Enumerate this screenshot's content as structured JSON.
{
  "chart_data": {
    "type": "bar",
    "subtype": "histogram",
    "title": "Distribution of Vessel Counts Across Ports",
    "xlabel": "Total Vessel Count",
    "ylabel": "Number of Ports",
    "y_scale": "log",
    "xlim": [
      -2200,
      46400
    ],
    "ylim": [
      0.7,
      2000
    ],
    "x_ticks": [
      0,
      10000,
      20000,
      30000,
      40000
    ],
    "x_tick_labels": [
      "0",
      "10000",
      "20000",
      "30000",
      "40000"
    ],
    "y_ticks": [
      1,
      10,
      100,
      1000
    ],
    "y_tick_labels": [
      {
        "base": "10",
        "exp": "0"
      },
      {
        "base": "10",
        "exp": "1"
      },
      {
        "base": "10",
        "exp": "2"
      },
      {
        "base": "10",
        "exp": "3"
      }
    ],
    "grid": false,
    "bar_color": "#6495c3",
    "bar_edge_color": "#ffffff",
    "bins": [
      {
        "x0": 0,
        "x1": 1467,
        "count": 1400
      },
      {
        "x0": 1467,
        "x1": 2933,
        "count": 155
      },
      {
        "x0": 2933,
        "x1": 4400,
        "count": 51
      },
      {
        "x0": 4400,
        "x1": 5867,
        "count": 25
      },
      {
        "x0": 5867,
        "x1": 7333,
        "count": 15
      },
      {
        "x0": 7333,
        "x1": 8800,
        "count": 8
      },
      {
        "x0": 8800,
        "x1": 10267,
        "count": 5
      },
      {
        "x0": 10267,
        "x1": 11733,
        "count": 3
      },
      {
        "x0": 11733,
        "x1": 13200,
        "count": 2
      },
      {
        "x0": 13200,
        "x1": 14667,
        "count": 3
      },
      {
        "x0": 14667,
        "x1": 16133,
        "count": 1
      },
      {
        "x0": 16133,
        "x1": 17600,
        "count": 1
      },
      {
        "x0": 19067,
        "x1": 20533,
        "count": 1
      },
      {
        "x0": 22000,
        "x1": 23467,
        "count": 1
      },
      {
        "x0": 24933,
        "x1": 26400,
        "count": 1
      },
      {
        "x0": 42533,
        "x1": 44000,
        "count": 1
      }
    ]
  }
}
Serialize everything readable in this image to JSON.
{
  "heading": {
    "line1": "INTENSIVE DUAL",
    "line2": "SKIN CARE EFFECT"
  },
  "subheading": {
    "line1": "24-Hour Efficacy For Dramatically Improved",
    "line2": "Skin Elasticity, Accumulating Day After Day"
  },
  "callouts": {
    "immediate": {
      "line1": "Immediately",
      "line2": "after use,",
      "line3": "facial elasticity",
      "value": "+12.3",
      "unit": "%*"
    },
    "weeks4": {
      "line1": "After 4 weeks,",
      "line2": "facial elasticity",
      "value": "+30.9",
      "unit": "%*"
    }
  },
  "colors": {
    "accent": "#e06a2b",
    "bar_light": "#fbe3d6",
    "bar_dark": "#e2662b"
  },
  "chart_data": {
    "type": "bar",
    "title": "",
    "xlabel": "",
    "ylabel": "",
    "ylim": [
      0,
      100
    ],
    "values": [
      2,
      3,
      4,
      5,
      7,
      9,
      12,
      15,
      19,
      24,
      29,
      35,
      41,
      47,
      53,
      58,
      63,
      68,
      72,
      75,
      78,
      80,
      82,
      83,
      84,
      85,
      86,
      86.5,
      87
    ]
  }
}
────────
Task prompt — Repeat every entry exactly, please.

Written answer —
Enumerate this screenshot's content as structured JSON.
{
  "chart_data": {
    "type": "bar",
    "subtype": "histogram",
    "title": "Distribution of Vessel Counts Across Ports",
    "xlabel": "Total Vessel Count",
    "ylabel": "Number of Ports",
    "y_scale": "log",
    "xlim": [
      -2200,
      46400
    ],
    "ylim": [
      0.7,
      2000
    ],
    "x_ticks": [
      0,
      10000,
      20000,
      30000,
      40000
    ],
    "x_tick_labels": [
      "0",
      "10000",
      "20000",
      "30000",
      "40000"
    ],
    "y_ticks": [
      1,
      10,
      100,
      1000
    ],
    "y_tick_labels": [
      {
        "base": "10",
        "exp": "0"
      },
      {
        "base": "10",
        "exp": "1"
      },
      {
        "base": "10",
        "exp": "2"
      },
      {
        "base": "10",
        "exp": "3"
      }
    ],
    "grid": false,
    "bar_color": "#6495c3",
    "bar_edge_color": "#ffffff",
    "bins": [
      {
        "x0": 0,
        "x1": 1467,
        "count": 1400
      },
      {
        "x0": 1467,
        "x1": 2933,
        "count": 155
      },
      {
        "x0": 2933,
        "x1": 4400,
        "count": 51
      },
      {
        "x0": 4400,
        "x1": 5867,
        "count": 25
      },
      {
        "x0": 5867,
        "x1": 7333,
        "count": 15
      },
      {
        "x0": 7333,
        "x1": 8800,
        "count": 8
      },
      {
        "x0": 8800,
        "x1": 10267,
        "count": 5
      },
      {
        "x0": 10267,
        "x1": 11733,
        "count": 3
      },
      {
        "x0": 11733,
        "x1": 13200,
        "count": 2
      },
      {
        "x0": 13200,
        "x1": 14667,
        "count": 3
      },
      {
        "x0": 14667,
        "x1": 16133,
        "count": 1
      },
      {
        "x0": 16133,
        "x1": 17600,
        "count": 1
      },
      {
        "x0": 19067,
        "x1": 20533,
        "count": 1
      },
      {
        "x0": 22000,
        "x1": 23467,
        "count": 1
      },
      {
        "x0": 24933,
        "x1": 26400,
        "count": 1
      },
      {
        "x0": 42533,
        "x1": 44000,
        "count": 1
      }
    ]
  }
}
Serialize everything readable in this image to JSON.
{
  "heading": {
    "line1": "INTENSIVE DUAL",
    "line2": "SKIN CARE EFFECT"
  },
  "subheading": {
    "line1": "24-Hour Efficacy For Dramatically Improved",
    "line2": "Skin Elasticity, Accumulating Day After Day"
  },
  "callouts": {
    "immediate": {
      "line1": "Immediately",
      "line2": "after use,",
      "line3": "facial elasticity",
      "value": "+12.3",
      "unit": "%*"
    },
    "weeks4": {
      "line1": "After 4 weeks,",
      "line2": "facial elasticity",
      "value": "+30.9",
      "unit": "%*"
    }
  },
  "colors": {
    "accent": "#e06a2b",
    "bar_light": "#fbe3d6",
    "bar_dark": "#e2662b"
  },
  "chart_data": {
    "type": "bar",
    "title": "",
    "xlabel": "",
    "ylabel": "",
    "ylim": [
      0,
      100
    ],
    "values": [
      2,
      3,
      4,
      5,
      7,
      9,
      12,
      15,
      19,
      24,
      29,
      35,
      41,
      47,
      53,
      58,
      63,
      68,
      72,
      75,
      78,
      80,
      82,
      83,
      84,
      85,
      86,
      86.5,
      87
    ]
  }
}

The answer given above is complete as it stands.